### Directions:
Locate each line with the string "https" in the listing below and copy it.

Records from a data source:
____________________

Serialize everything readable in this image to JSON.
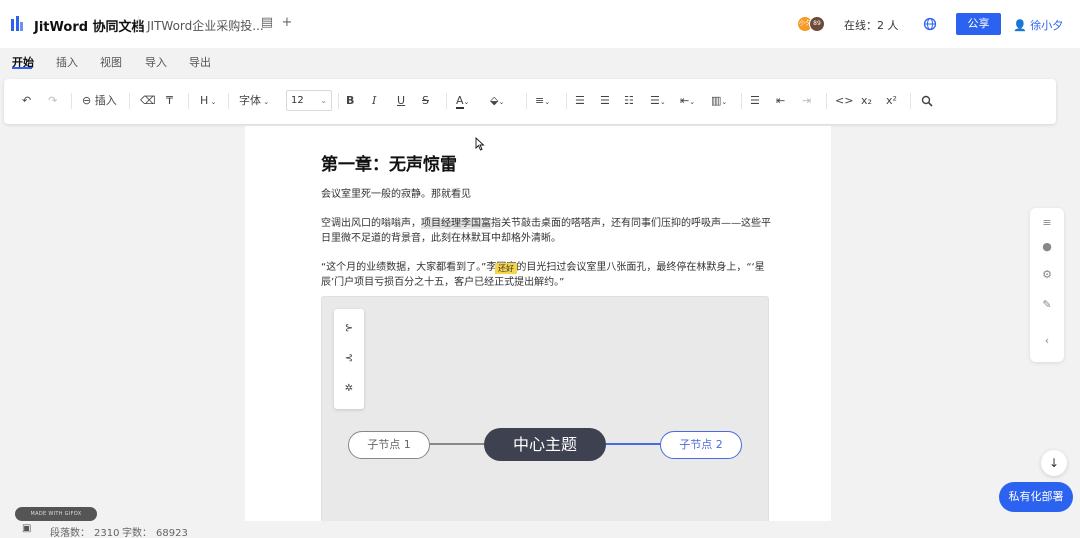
{
  "header": {
    "app_title": "JitWord 协同文档",
    "doc_title": "JITWord企业采购投...",
    "online": "在线：2 人",
    "share_label": "公享",
    "user_name": "徐小夕",
    "avatars": [
      "小夕",
      "89"
    ]
  },
  "menu": {
    "tabs": [
      "开始",
      "插入",
      "视图",
      "导入",
      "导出"
    ],
    "active": "开始"
  },
  "toolbar": {
    "insert_label": "插入",
    "heading_label": "H",
    "font_label": "字体",
    "font_size": "12",
    "bold": "B",
    "italic": "I",
    "underline": "U",
    "strike": "S",
    "code": "<>",
    "subscript": "x₂",
    "superscript": "x²"
  },
  "document": {
    "title": "第一章：无声惊雷",
    "para1": "会议室里死一般的寂静。那就看见",
    "para2_before": "空调出风口的嗡嗡声，",
    "para2_highlight": "项目经理李国富",
    "para2_after": "指关节敲击桌面的嗒嗒声，还有同事们压抑的呼吸声——这些平日里微不足道的背景音，此刻在林默耳中却格外清晰。",
    "para3": "“这个月的业绩数据，大家都看到了。”李国富的目光扫过会议室里八张面孔，最终停在林默身上，“‘星辰’门户项目亏损百分之十五，客户已经正式提出解约。”",
    "note_tag": "还好"
  },
  "mindmap": {
    "center": "中心主题",
    "child_left": "子节点 1",
    "child_right": "子节点 2",
    "colors": {
      "center": "#3d4150",
      "left_line": "#888888",
      "right_line": "#4a6be0"
    }
  },
  "floating": {
    "private_deploy": "私有化部署"
  },
  "statusbar": {
    "made_with": "MADE WITH GIFOX",
    "paragraph_count_label": "段落数：",
    "paragraph_count": "2310",
    "char_count_label": "字数：",
    "char_count": "68923"
  },
  "colors": {
    "accent": "#2c62f0",
    "background": "#f2f2f2"
  }
}
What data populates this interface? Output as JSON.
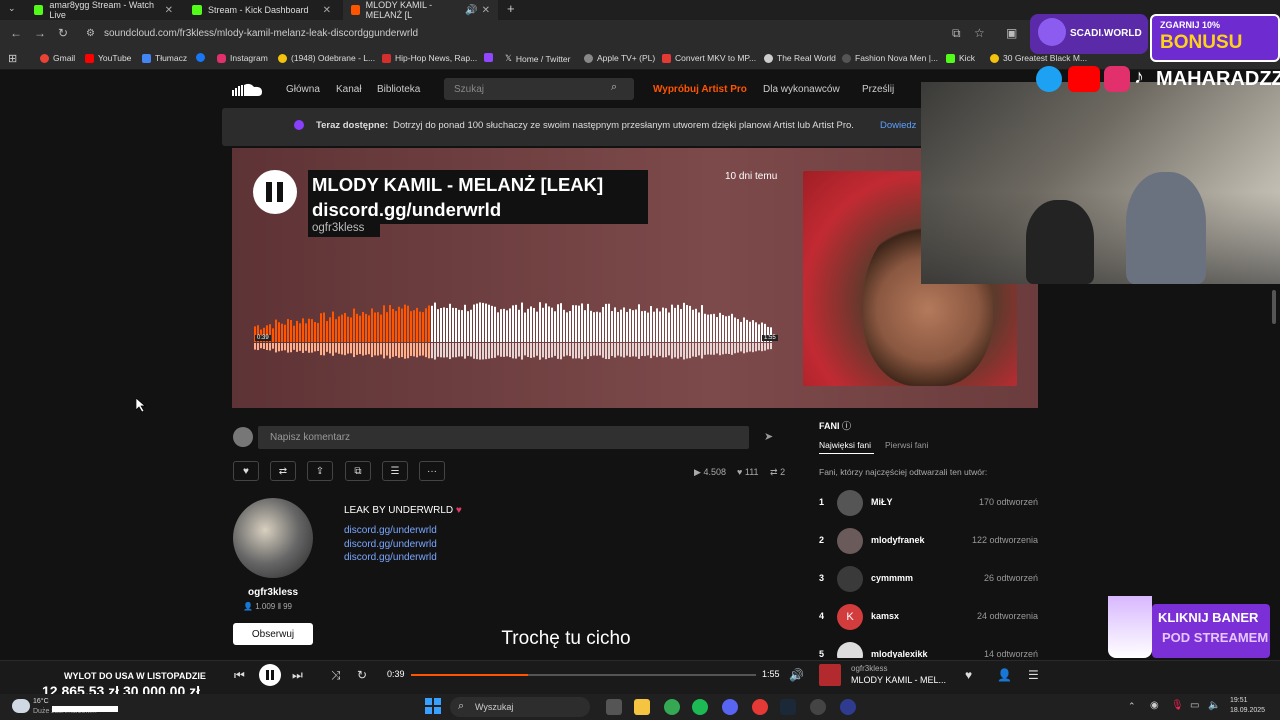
{
  "browser": {
    "tabs": [
      {
        "label": "amar8ygg Stream - Watch Live",
        "color": "#53fc18"
      },
      {
        "label": "Stream - Kick Dashboard",
        "color": "#53fc18"
      },
      {
        "label": "MLODY KAMIL - MELANŻ [L",
        "color": "#ff5500"
      }
    ],
    "new_tab": "+",
    "url": "soundcloud.com/fr3kless/mlody-kamil-melanz-leak-discordggunderwrld",
    "bookmarks": [
      "Gmail",
      "YouTube",
      "Tłumacz",
      "Instagram",
      "(1948) Odebrane - L...",
      "Hip-Hop News, Rap...",
      "Home / Twitter",
      "Apple TV+ (PL)",
      "Convert MKV to MP...",
      "The Real World",
      "Fashion Nova Men |...",
      "Kick",
      "30 Greatest Black M..."
    ]
  },
  "soundcloud": {
    "nav": [
      "Główna",
      "Kanał",
      "Biblioteka"
    ],
    "search_placeholder": "Szukaj",
    "artist_pro": "Wypróbuj Artist Pro",
    "for_artists": "Dla wykonawców",
    "upload": "Prześlij",
    "banner_bold": "Teraz dostępne:",
    "banner_text": "Dotrzyj do ponad 100 słuchaczy ze swoim następnym przesłanym utworem dzięki planowi Artist lub Artist Pro.",
    "banner_link": "Dowiedz"
  },
  "track": {
    "title_line1": "MLODY KAMIL - MELANŻ [LEAK]",
    "title_line2": "discord.gg/underwrld",
    "artist": "ogfr3kless",
    "posted": "10 dni temu",
    "time_current": "0:39",
    "time_total": "1:55",
    "progress": 0.339,
    "comment_placeholder": "Napisz komentarz",
    "plays": "4.508",
    "likes": "111",
    "reposts": "2",
    "description_title": "LEAK BY UNDERWRLD",
    "description_links": [
      "discord.gg/underwrld",
      "discord.gg/underwrld",
      "discord.gg/underwrld"
    ]
  },
  "uploader": {
    "name": "ogfr3kless",
    "followers": "1.009",
    "tracks": "99",
    "follow_label": "Obserwuj"
  },
  "fans": {
    "title": "FANI",
    "tab_top": "Najwięksi fani",
    "tab_first": "Pierwsi fani",
    "subtitle": "Fani, którzy najczęściej odtwarzali ten utwór:",
    "list": [
      {
        "rank": "1",
        "name": "MiŁY",
        "count": "170 odtworzeń"
      },
      {
        "rank": "2",
        "name": "mlodyfranek",
        "count": "122 odtworzenia"
      },
      {
        "rank": "3",
        "name": "cymmmm",
        "count": "26 odtworzeń"
      },
      {
        "rank": "4",
        "name": "kamsx",
        "count": "24 odtworzenia"
      },
      {
        "rank": "5",
        "name": "mlodyalexikk",
        "count": "14 odtworzeń"
      }
    ]
  },
  "player": {
    "time_current": "0:39",
    "time_total": "1:55",
    "artist": "ogfr3kless",
    "title": "MLODY KAMIL - MEL..."
  },
  "stream_overlay": {
    "subtitle": "Trochę tu cicho",
    "goal_title": "WYLOT DO USA W LISTOPADZIE",
    "goal_value": "12 865,53 zł  30 000,00 zł",
    "site": "SCADI.WORLD",
    "promo_small": "ZGARNIJ 10%",
    "promo_big": "BONUSU",
    "handle": "MAHARADZZA",
    "banner_line1": "KLIKNIJ BANER",
    "banner_line2": "POD STREAMEM"
  },
  "taskbar": {
    "search": "Wyszukaj",
    "weather_temp": "16°C",
    "weather_desc": "Duże zachmurzeni...",
    "time": "19:51",
    "date": "18.09.2025"
  }
}
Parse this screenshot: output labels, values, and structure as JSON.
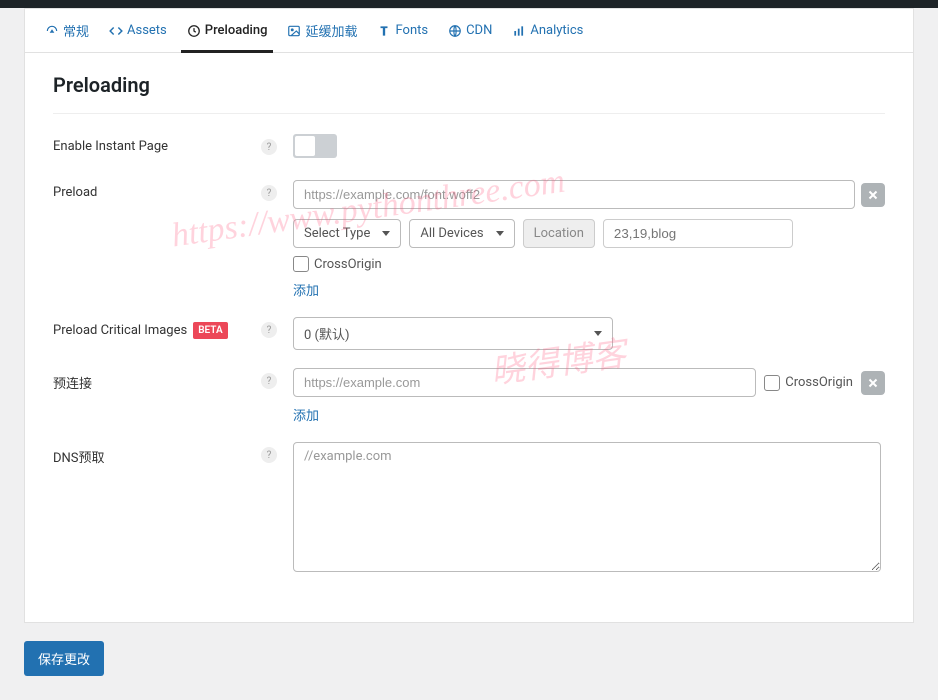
{
  "tabs": {
    "general": "常规",
    "assets": "Assets",
    "preloading": "Preloading",
    "defer": "延缓加载",
    "fonts": "Fonts",
    "cdn": "CDN",
    "analytics": "Analytics"
  },
  "panel": {
    "title": "Preloading"
  },
  "rows": {
    "instant_page": {
      "label": "Enable Instant Page"
    },
    "preload": {
      "label": "Preload",
      "url_placeholder": "https://example.com/font.woff2",
      "select_type": "Select Type",
      "all_devices": "All Devices",
      "location_btn": "Location",
      "location_placeholder": "23,19,blog",
      "crossorigin": "CrossOrigin",
      "add": "添加"
    },
    "preload_critical": {
      "label": "Preload Critical Images",
      "badge": "BETA",
      "value": "0 (默认)"
    },
    "preconnect": {
      "label": "预连接",
      "placeholder": "https://example.com",
      "crossorigin": "CrossOrigin",
      "add": "添加"
    },
    "dns_prefetch": {
      "label": "DNS预取",
      "placeholder": "//example.com"
    }
  },
  "save_button": "保存更改",
  "watermarks": {
    "wm1": "https://www.pythonthree.com",
    "wm2": "晓得博客"
  }
}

____________________

### Solved exercise:
      "url_placeholder": "https://example.com/font.woff2",
      "placeholder": "https://example.com",
    "wm1": "https://www.pythonthree.com",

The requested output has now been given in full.